**Your instructions**. Scan the material below for the string "values", and copy every line where it shows up.

┄┄┄┄┄┄

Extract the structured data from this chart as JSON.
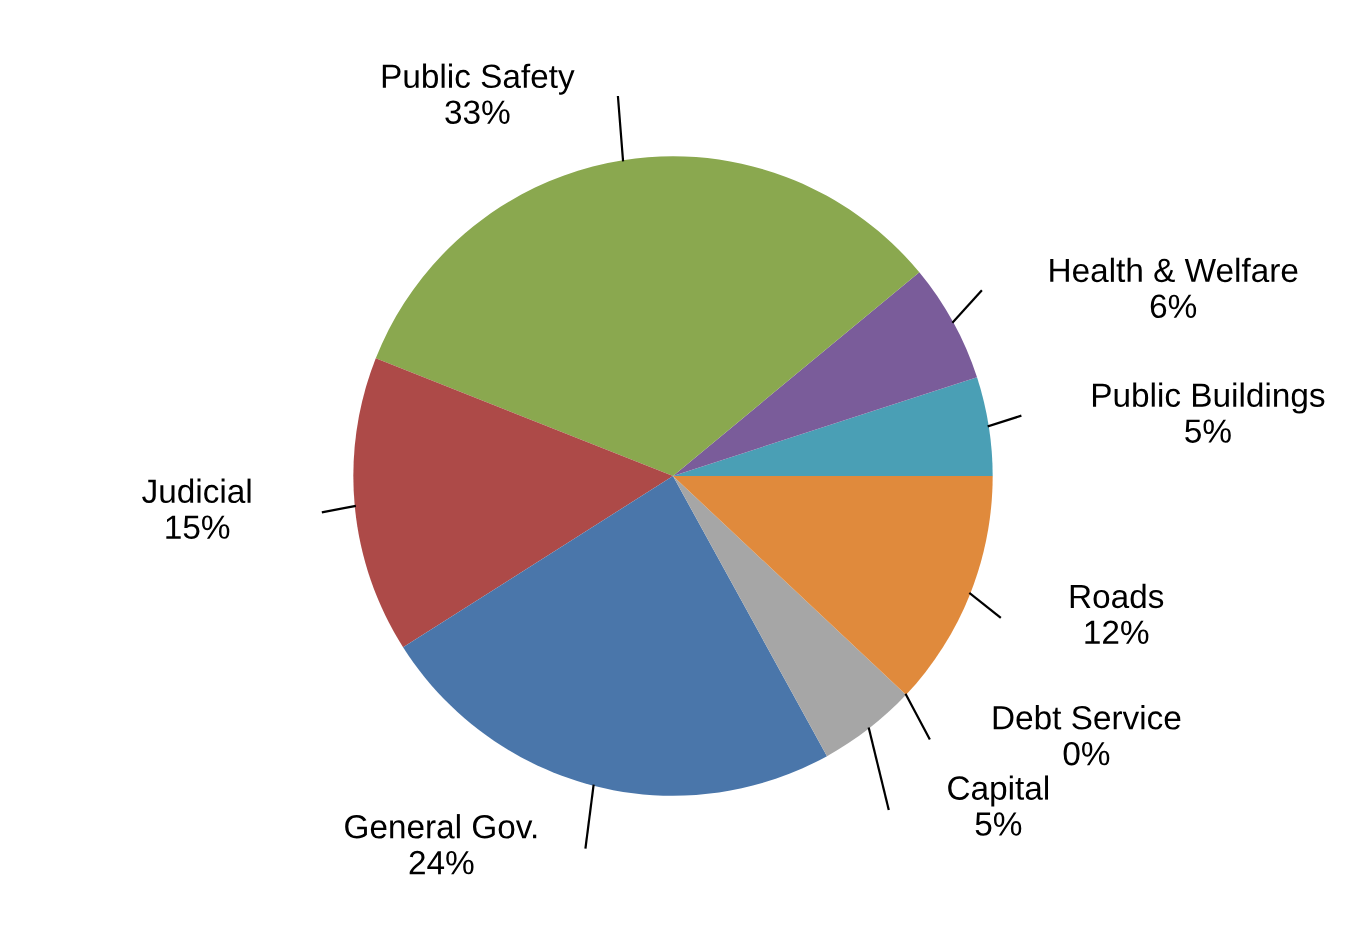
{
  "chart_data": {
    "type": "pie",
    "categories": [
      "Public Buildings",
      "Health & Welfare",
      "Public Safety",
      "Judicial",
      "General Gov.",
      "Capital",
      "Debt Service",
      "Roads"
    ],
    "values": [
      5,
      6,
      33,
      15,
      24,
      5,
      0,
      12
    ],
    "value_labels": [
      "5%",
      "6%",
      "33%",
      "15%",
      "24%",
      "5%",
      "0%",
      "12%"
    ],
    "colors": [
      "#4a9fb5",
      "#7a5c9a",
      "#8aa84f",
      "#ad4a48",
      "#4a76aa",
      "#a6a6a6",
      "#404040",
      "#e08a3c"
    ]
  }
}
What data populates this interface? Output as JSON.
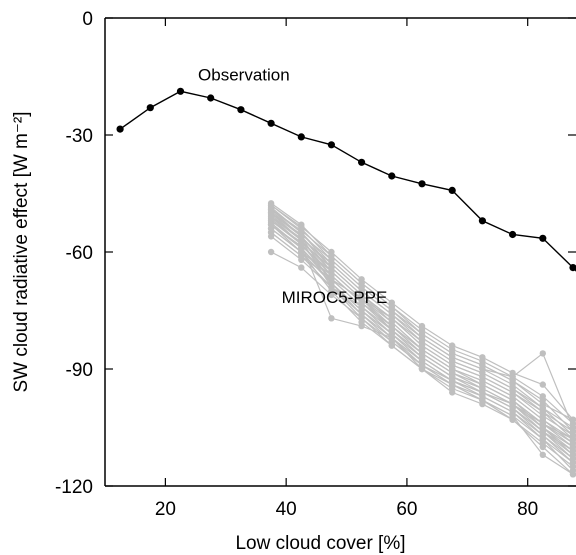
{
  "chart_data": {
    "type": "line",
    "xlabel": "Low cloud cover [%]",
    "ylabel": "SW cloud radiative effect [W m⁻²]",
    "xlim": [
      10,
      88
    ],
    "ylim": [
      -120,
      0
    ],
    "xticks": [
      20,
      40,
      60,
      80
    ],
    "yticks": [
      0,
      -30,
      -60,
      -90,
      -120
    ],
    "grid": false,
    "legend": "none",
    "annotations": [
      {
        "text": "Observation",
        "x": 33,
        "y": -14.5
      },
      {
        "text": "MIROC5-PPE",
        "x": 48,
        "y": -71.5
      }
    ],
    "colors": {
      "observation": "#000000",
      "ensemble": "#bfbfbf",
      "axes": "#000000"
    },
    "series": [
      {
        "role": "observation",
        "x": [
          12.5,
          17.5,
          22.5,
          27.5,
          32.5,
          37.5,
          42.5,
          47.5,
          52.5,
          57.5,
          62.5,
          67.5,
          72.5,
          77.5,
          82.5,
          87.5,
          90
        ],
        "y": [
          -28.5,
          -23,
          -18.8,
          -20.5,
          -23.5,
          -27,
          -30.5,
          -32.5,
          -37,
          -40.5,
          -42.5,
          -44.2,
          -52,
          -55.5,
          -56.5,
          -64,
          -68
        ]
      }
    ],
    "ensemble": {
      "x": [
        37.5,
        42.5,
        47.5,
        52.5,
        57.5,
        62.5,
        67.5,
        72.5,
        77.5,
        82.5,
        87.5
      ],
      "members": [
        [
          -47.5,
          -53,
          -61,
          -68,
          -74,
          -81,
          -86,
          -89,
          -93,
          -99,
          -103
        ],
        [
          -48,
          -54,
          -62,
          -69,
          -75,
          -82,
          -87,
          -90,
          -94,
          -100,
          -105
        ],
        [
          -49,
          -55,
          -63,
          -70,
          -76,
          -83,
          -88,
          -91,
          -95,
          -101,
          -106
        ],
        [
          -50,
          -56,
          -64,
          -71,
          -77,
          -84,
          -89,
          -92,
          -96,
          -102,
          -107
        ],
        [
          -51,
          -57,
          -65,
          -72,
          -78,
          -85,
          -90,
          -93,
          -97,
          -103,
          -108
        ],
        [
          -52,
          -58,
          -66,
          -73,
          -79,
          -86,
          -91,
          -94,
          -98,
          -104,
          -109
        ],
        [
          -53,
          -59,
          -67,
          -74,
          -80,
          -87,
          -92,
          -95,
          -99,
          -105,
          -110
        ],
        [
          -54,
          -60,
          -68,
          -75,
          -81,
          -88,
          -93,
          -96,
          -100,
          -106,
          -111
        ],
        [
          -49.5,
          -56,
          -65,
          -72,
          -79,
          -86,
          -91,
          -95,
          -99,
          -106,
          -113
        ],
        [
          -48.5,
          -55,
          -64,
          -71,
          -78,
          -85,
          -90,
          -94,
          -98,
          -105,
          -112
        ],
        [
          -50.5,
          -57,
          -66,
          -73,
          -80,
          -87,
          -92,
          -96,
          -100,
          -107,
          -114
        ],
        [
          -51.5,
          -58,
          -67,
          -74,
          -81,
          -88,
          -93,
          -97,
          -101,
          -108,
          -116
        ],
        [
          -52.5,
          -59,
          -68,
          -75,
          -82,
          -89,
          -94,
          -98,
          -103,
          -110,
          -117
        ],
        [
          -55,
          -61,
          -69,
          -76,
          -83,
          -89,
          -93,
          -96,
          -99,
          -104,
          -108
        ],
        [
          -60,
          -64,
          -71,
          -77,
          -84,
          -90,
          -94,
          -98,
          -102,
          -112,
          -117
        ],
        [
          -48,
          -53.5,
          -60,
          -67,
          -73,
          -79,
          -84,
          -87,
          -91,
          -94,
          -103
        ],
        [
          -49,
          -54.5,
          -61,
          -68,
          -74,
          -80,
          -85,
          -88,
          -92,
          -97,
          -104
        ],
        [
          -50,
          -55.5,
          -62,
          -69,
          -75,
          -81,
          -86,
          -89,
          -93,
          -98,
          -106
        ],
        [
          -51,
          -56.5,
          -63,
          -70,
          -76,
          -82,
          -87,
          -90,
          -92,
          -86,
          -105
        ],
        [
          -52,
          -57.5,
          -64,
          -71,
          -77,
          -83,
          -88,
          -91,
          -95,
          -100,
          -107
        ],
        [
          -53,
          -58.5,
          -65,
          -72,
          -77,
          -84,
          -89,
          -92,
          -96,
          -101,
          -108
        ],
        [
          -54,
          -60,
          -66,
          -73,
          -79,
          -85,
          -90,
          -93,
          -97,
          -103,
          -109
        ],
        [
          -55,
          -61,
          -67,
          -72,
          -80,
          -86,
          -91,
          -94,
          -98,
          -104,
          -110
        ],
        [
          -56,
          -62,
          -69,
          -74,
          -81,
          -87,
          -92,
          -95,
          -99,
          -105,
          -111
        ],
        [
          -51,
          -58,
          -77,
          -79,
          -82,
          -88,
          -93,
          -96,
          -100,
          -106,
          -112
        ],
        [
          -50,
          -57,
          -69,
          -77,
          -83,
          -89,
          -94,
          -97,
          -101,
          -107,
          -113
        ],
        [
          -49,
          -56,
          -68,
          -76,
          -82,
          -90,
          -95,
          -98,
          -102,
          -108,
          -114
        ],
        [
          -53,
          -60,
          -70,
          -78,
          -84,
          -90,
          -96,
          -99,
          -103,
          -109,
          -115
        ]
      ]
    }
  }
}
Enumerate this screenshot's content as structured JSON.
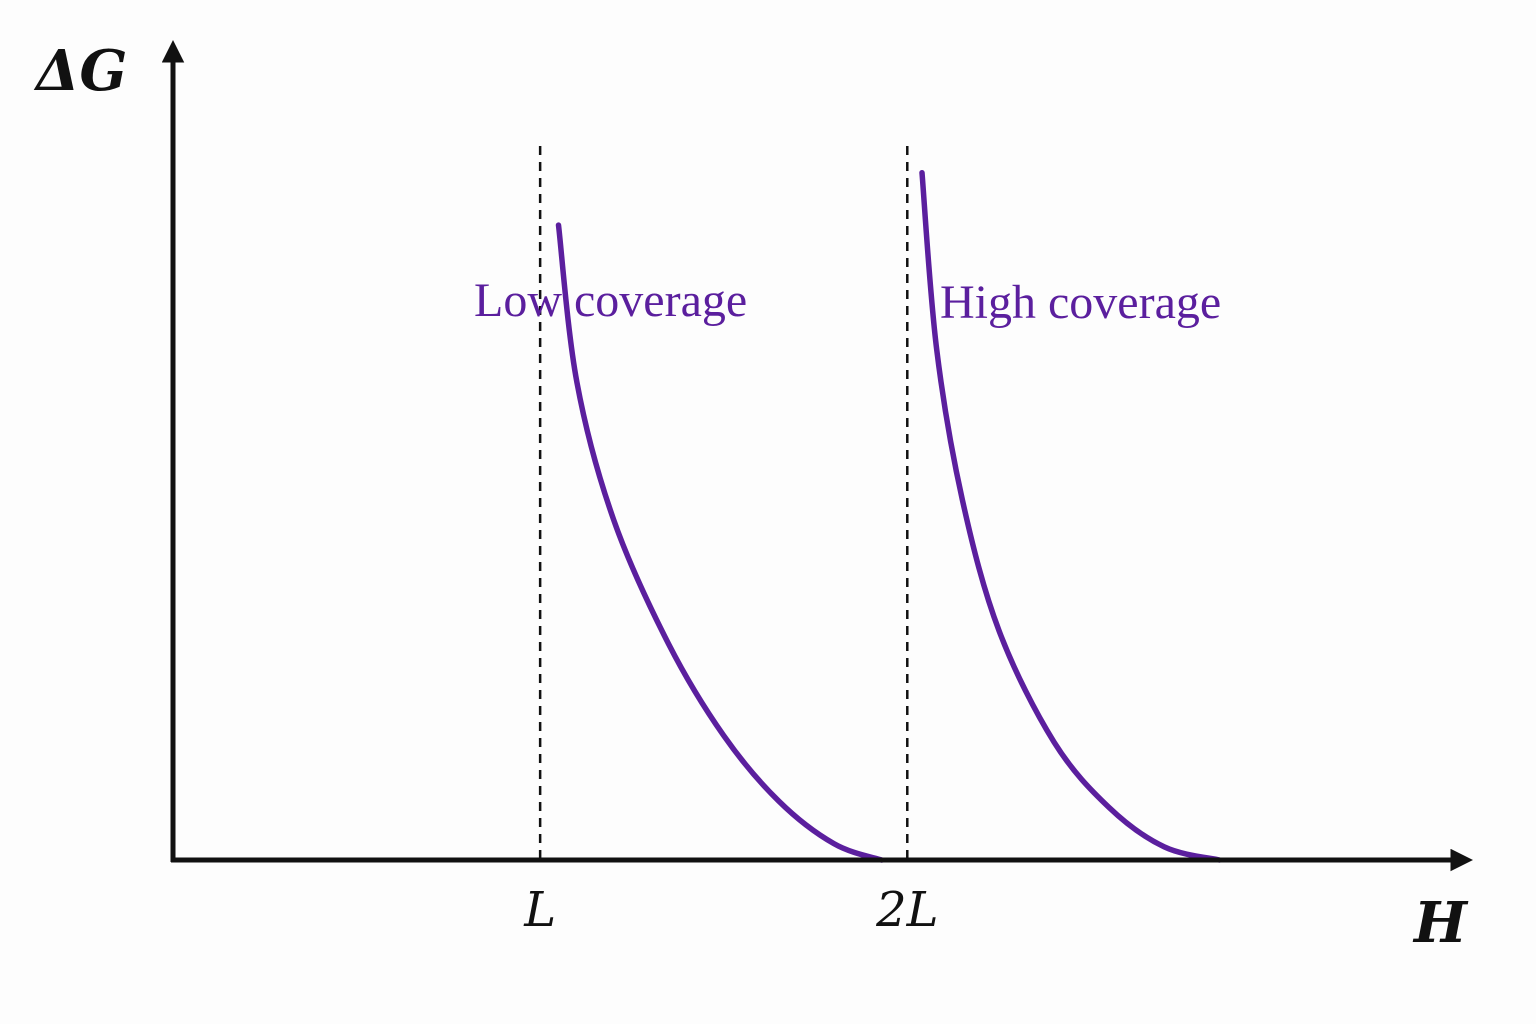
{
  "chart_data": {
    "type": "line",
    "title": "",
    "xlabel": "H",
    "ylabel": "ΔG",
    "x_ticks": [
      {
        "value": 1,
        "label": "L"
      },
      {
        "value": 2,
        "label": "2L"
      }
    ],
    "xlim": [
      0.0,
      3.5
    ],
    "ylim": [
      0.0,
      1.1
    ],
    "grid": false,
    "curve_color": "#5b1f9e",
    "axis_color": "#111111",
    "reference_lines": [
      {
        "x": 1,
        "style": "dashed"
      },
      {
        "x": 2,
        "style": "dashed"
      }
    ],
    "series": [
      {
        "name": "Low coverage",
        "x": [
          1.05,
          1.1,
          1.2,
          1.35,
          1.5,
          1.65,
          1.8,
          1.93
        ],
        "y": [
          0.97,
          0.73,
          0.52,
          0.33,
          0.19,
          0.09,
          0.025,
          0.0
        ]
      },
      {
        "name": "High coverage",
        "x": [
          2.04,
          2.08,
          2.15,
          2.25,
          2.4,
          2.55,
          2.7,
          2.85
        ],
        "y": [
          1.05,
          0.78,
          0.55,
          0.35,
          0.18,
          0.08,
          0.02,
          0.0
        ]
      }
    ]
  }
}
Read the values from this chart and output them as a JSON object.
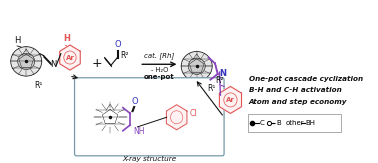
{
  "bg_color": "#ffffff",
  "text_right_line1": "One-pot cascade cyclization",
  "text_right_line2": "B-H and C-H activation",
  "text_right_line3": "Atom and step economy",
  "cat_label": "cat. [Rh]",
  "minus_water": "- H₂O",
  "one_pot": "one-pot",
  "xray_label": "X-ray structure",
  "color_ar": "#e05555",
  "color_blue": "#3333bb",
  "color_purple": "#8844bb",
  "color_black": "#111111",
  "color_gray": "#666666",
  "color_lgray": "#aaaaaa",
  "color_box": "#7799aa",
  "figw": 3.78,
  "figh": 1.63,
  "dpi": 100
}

┄┄┄┄┄┄

**Answer to this task**.
    "values": [
Read the values from this chart and output them as a JSON object.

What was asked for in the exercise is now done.